▶ _Dataset records_
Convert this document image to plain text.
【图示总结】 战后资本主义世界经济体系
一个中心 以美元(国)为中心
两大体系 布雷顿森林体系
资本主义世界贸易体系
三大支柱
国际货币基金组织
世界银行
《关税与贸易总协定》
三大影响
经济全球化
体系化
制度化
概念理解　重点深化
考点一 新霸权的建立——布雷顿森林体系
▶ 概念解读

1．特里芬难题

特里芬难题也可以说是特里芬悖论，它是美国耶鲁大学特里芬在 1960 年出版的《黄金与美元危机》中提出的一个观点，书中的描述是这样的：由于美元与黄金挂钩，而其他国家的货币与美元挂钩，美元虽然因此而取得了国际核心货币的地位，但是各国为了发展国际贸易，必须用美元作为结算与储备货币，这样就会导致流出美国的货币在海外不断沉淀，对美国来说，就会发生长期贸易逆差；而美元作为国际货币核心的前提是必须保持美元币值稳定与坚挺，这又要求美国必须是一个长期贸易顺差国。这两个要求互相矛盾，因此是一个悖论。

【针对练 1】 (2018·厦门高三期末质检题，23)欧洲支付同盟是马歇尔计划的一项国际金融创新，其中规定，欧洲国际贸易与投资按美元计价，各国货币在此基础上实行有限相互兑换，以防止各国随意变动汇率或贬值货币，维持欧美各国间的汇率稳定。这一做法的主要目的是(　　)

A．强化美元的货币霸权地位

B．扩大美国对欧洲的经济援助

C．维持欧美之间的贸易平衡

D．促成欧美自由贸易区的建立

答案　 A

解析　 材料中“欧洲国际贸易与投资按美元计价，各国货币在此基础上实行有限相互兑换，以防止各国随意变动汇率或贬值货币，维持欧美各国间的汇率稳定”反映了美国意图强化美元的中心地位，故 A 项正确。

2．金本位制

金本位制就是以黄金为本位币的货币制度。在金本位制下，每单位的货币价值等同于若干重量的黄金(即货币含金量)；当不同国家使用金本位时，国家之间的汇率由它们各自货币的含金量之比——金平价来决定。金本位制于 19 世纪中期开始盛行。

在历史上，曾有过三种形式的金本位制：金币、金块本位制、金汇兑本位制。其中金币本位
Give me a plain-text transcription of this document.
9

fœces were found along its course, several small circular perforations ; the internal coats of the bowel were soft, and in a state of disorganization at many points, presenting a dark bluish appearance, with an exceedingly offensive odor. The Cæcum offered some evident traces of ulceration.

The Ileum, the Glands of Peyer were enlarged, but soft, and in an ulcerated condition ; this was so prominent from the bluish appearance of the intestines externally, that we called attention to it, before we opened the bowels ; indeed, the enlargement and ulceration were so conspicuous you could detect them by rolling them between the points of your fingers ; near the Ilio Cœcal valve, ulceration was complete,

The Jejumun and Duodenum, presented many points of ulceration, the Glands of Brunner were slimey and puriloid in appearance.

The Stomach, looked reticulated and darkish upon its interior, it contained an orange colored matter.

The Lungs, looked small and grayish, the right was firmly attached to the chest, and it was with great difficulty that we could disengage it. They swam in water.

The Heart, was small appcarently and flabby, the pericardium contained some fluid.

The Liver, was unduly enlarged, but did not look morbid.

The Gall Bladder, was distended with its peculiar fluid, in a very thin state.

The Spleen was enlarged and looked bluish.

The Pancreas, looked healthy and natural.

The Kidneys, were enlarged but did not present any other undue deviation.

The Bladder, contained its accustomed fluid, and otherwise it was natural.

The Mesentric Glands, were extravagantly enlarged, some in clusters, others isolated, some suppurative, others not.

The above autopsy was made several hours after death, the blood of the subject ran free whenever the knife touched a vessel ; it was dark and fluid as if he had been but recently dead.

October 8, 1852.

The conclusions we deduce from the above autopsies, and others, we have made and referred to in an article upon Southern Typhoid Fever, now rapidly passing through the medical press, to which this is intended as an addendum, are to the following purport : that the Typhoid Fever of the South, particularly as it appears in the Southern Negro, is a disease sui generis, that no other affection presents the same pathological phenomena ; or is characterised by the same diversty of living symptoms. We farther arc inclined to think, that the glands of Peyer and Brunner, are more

▶ _Task statement_
Exactly reproduce all of the entries above.

▶ _Answer to the problem_
Convert this document image to plain text.
【图示总结】 战后资本主义世界经济体系
一个中心 以美元(国)为中心
两大体系 布雷顿森林体系
资本主义世界贸易体系
三大支柱
国际货币基金组织
世界银行
《关税与贸易总协定》
三大影响
经济全球化
体系化
制度化
概念理解　重点深化
考点一 新霸权的建立——布雷顿森林体系
▶ 概念解读

1．特里芬难题

特里芬难题也可以说是特里芬悖论，它是美国耶鲁大学特里芬在 1960 年出版的《黄金与美元危机》中提出的一个观点，书中的描述是这样的：由于美元与黄金挂钩，而其他国家的货币与美元挂钩，美元虽然因此而取得了国际核心货币的地位，但是各国为了发展国际贸易，必须用美元作为结算与储备货币，这样就会导致流出美国的货币在海外不断沉淀，对美国来说，就会发生长期贸易逆差；而美元作为国际货币核心的前提是必须保持美元币值稳定与坚挺，这又要求美国必须是一个长期贸易顺差国。这两个要求互相矛盾，因此是一个悖论。

【针对练 1】 (2018·厦门高三期末质检题，23)欧洲支付同盟是马歇尔计划的一项国际金融创新，其中规定，欧洲国际贸易与投资按美元计价，各国货币在此基础上实行有限相互兑换，以防止各国随意变动汇率或贬值货币，维持欧美各国间的汇率稳定。这一做法的主要目的是(　　)

A．强化美元的货币霸权地位

B．扩大美国对欧洲的经济援助

C．维持欧美之间的贸易平衡

D．促成欧美自由贸易区的建立

答案　 A

解析　 材料中“欧洲国际贸易与投资按美元计价，各国货币在此基础上实行有限相互兑换，以防止各国随意变动汇率或贬值货币，维持欧美各国间的汇率稳定”反映了美国意图强化美元的中心地位，故 A 项正确。

2．金本位制

金本位制就是以黄金为本位币的货币制度。在金本位制下，每单位的货币价值等同于若干重量的黄金(即货币含金量)；当不同国家使用金本位时，国家之间的汇率由它们各自货币的含金量之比——金平价来决定。金本位制于 19 世纪中期开始盛行。

在历史上，曾有过三种形式的金本位制：金币、金块本位制、金汇兑本位制。其中金币本位
Give me a plain-text transcription of this document.
9

fœces were found along its course, several small circular perforations ; the internal coats of the bowel were soft, and in a state of disorganization at many points, presenting a dark bluish appearance, with an exceedingly offensive odor. The Cæcum offered some evident traces of ulceration.

The Ileum, the Glands of Peyer were enlarged, but soft, and in an ulcerated condition ; this was so prominent from the bluish appearance of the intestines externally, that we called attention to it, before we opened the bowels ; indeed, the enlargement and ulceration were so conspicuous you could detect them by rolling them between the points of your fingers ; near the Ilio Cœcal valve, ulceration was complete,

The Jejumun and Duodenum, presented many points of ulceration, the Glands of Brunner were slimey and puriloid in appearance.

The Stomach, looked reticulated and darkish upon its interior, it contained an orange colored matter.

The Lungs, looked small and grayish, the right was firmly attached to the chest, and it was with great difficulty that we could disengage it. They swam in water.

The Heart, was small appcarently and flabby, the pericardium contained some fluid.

The Liver, was unduly enlarged, but did not look morbid.

The Gall Bladder, was distended with its peculiar fluid, in a very thin state.

The Spleen was enlarged and looked bluish.

The Pancreas, looked healthy and natural.

The Kidneys, were enlarged but did not present any other undue deviation.

The Bladder, contained its accustomed fluid, and otherwise it was natural.

The Mesentric Glands, were extravagantly enlarged, some in clusters, others isolated, some suppurative, others not.

The above autopsy was made several hours after death, the blood of the subject ran free whenever the knife touched a vessel ; it was dark and fluid as if he had been but recently dead.

October 8, 1852.

The conclusions we deduce from the above autopsies, and others, we have made and referred to in an article upon Southern Typhoid Fever, now rapidly passing through the medical press, to which this is intended as an addendum, are to the following purport : that the Typhoid Fever of the South, particularly as it appears in the Southern Negro, is a disease sui generis, that no other affection presents the same pathological phenomena ; or is characterised by the same diversty of living symptoms. We farther arc inclined to think, that the glands of Peyer and Brunner, are more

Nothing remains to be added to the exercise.